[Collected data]

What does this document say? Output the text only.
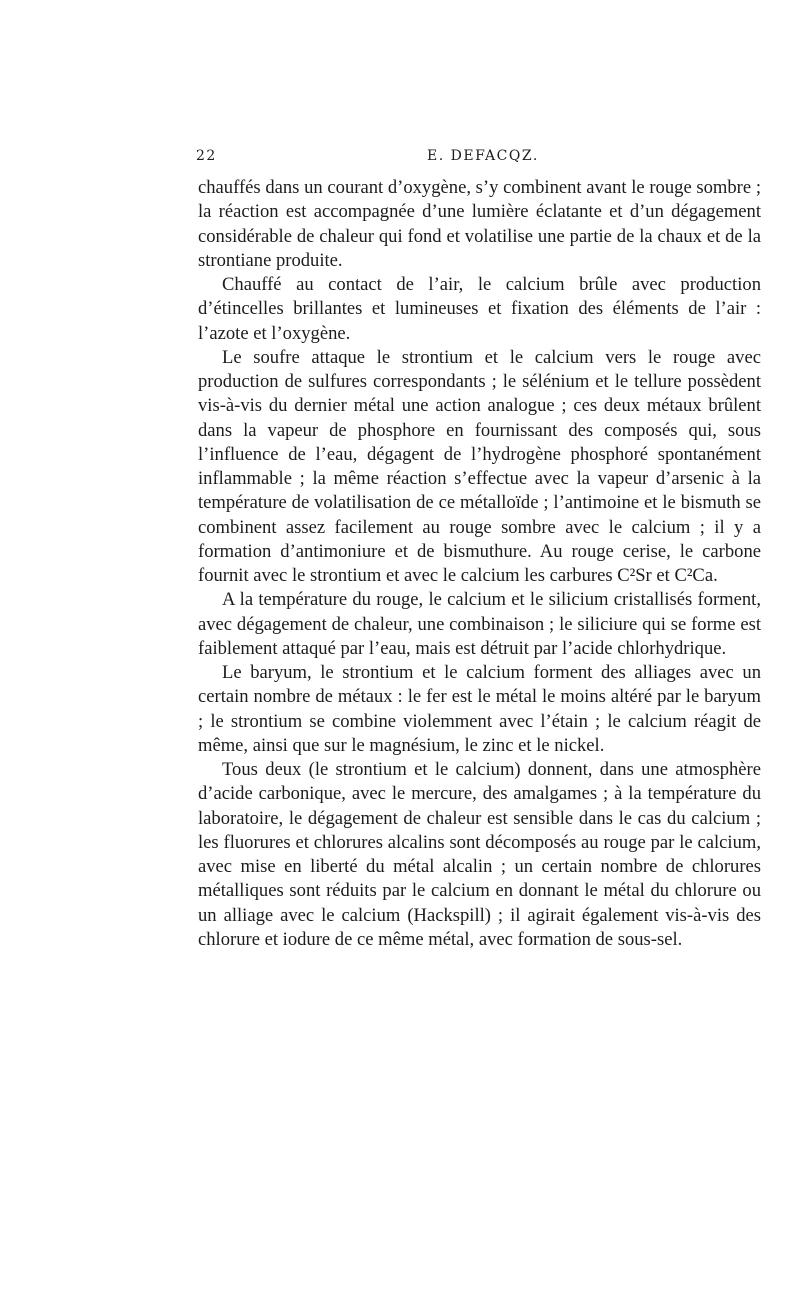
22	E. DEFACQZ.

chauffés dans un courant d’oxygène, s’y combinent avant le rouge sombre ; la réaction est accompagnée d’une lumière éclatante et d’un dégagement considérable de chaleur qui fond et volatilise une partie de la chaux et de la strontiane produite.

Chauffé au contact de l’air, le calcium brûle avec production d’étincelles brillantes et lumineuses et fixation des éléments de l’air : l’azote et l’oxygène.

Le soufre attaque le strontium et le calcium vers le rouge avec production de sulfures correspondants ; le sélénium et le tellure possèdent vis-à-vis du dernier métal une action analogue ; ces deux métaux brûlent dans la vapeur de phosphore en fournissant des composés qui, sous l’influence de l’eau, dégagent de l’hydrogène phosphoré spontanément inflammable ; la même réaction s’effectue avec la vapeur d’arsenic à la température de volatilisation de ce métalloïde ; l’antimoine et le bismuth se combinent assez facilement au rouge sombre avec le calcium ; il y a formation d’antimoniure et de bismuthure. Au rouge cerise, le carbone fournit avec le strontium et avec le calcium les carbures C²Sr et C²Ca.

A la température du rouge, le calcium et le silicium cristallisés forment, avec dégagement de chaleur, une combinaison ; le siliciure qui se forme est faiblement attaqué par l’eau, mais est détruit par l’acide chlorhydrique.

Le baryum, le strontium et le calcium forment des alliages avec un certain nombre de métaux : le fer est le métal le moins altéré par le baryum ; le strontium se combine violemment avec l’étain ; le calcium réagit de même, ainsi que sur le magnésium, le zinc et le nickel.

Tous deux (le strontium et le calcium) donnent, dans une atmosphère d’acide carbonique, avec le mercure, des amalgames ; à la température du laboratoire, le dégagement de chaleur est sensible dans le cas du calcium ; les fluorures et chlorures alcalins sont décomposés au rouge par le calcium, avec mise en liberté du métal alcalin ; un certain nombre de chlorures métalliques sont réduits par le calcium en donnant le métal du chlorure ou un alliage avec le calcium (Hackspill) ; il agirait également vis-à-vis des chlorure et iodure de ce même métal, avec formation de sous-sel.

▶ Task prompt
Using the entries above, find all lines with "oxygène". Copy them.

▶ Response to this exercise
chauffés dans un courant d’oxygène, s’y combinent avant le rouge sombre ; la réaction est accompagnée d’une lumière éclatante et d’un dégagement considérable de chaleur qui fond et volatilise une partie de la chaux et de la strontiane produite.
Chauffé au contact de l’air, le calcium brûle avec production d’étincelles brillantes et lumineuses et fixation des éléments de l’air : l’azote et l’oxygène.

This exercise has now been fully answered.